What to do:
Without the images, output each record below as it stands.

Entries supplied:
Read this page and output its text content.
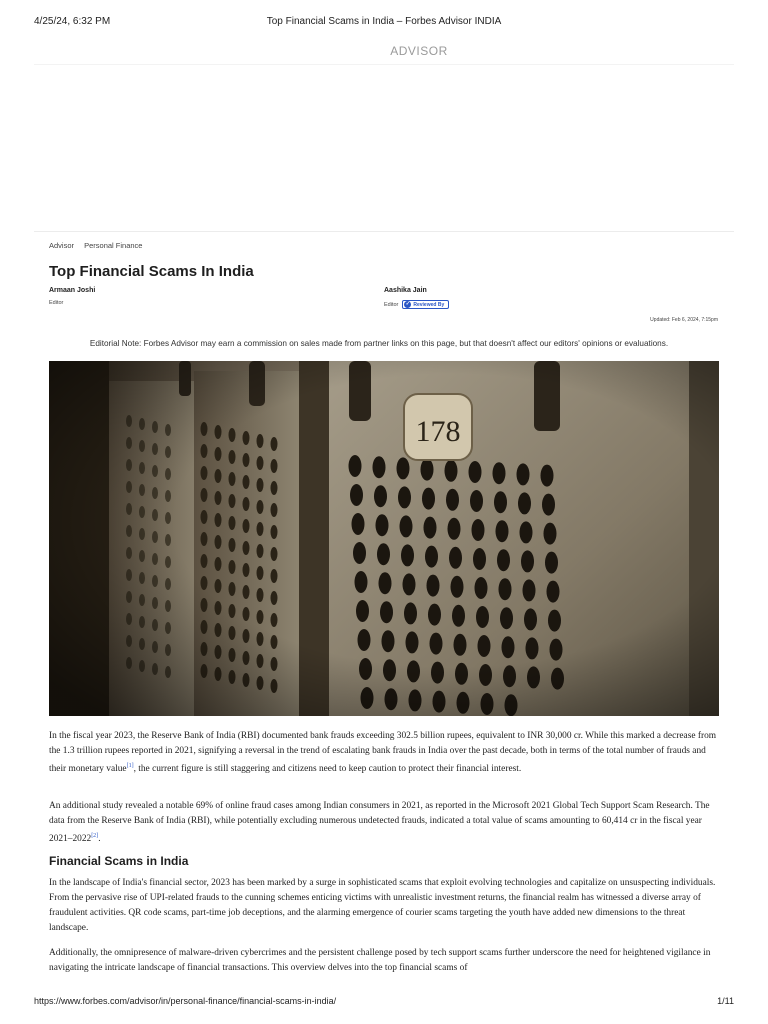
4/25/24, 6:32 PM	Top Financial Scams in India – Forbes Advisor INDIA
ADVISOR
Advisor Personal Finance
Top Financial Scams In India
Armaan Joshi
Editor
Aashika Jain
Editor ✓ Reviewed By
Updated: Feb 6, 2024, 7:15pm
Editorial Note: Forbes Advisor may earn a commission on sales made from partner links on this page, but that doesn't affect our editors' opinions or evaluations.

In the fiscal year 2023, the Reserve Bank of India (RBI) documented bank frauds exceeding 302.5 billion rupees, equivalent to INR 30,000 cr. While this marked a decrease from the 1.3 trillion rupees reported in 2021, signifying a reversal in the trend of escalating bank frauds in India over the past decade, both in terms of the total number of frauds and their monetary value[1], the current figure is still staggering and citizens need to keep caution to protect their financial interest.

An additional study revealed a notable 69% of online fraud cases among Indian consumers in 2021, as reported in the Microsoft 2021 Global Tech Support Scam Research. The data from the Reserve Bank of India (RBI), while potentially excluding numerous undetected frauds, indicated a total value of scams amounting to 60,414 cr in the fiscal year 2021–2022[2].

Financial Scams in India

In the landscape of India's financial sector, 2023 has been marked by a surge in sophisticated scams that exploit evolving technologies and capitalize on unsuspecting individuals. From the pervasive rise of UPI-related frauds to the cunning schemes enticing victims with unrealistic investment returns, the financial realm has witnessed a diverse array of fraudulent activities. QR code scams, part-time job deceptions, and the alarming emergence of courier scams targeting the youth have added new dimensions to the threat landscape.

Additionally, the omnipresence of malware-driven cybercrimes and the persistent challenge posed by tech support scams further underscore the need for heightened vigilance in navigating the intricate landscape of financial transactions. This overview delves into the top financial scams of

https://www.forbes.com/advisor/in/personal-finance/financial-scams-in-india/	1/11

Result for this exercise:
Read this page and output its text content.
4/25/24, 6:32 PM	Top Financial Scams in India – Forbes Advisor INDIA
ADVISOR
Advisor Personal Finance
Top Financial Scams In India
Armaan Joshi
Editor
Aashika Jain
Editor ✓ Reviewed By
Updated: Feb 6, 2024, 7:15pm
Editorial Note: Forbes Advisor may earn a commission on sales made from partner links on this page, but that doesn't affect our editors' opinions or evaluations.

In the fiscal year 2023, the Reserve Bank of India (RBI) documented bank frauds exceeding 302.5 billion rupees, equivalent to INR 30,000 cr. While this marked a decrease from the 1.3 trillion rupees reported in 2021, signifying a reversal in the trend of escalating bank frauds in India over the past decade, both in terms of the total number of frauds and their monetary value[1], the current figure is still staggering and citizens need to keep caution to protect their financial interest.

An additional study revealed a notable 69% of online fraud cases among Indian consumers in 2021, as reported in the Microsoft 2021 Global Tech Support Scam Research. The data from the Reserve Bank of India (RBI), while potentially excluding numerous undetected frauds, indicated a total value of scams amounting to 60,414 cr in the fiscal year 2021–2022[2].

Financial Scams in India

In the landscape of India's financial sector, 2023 has been marked by a surge in sophisticated scams that exploit evolving technologies and capitalize on unsuspecting individuals. From the pervasive rise of UPI-related frauds to the cunning schemes enticing victims with unrealistic investment returns, the financial realm has witnessed a diverse array of fraudulent activities. QR code scams, part-time job deceptions, and the alarming emergence of courier scams targeting the youth have added new dimensions to the threat landscape.

Additionally, the omnipresence of malware-driven cybercrimes and the persistent challenge posed by tech support scams further underscore the need for heightened vigilance in navigating the intricate landscape of financial transactions. This overview delves into the top financial scams of

https://www.forbes.com/advisor/in/personal-finance/financial-scams-in-india/	1/11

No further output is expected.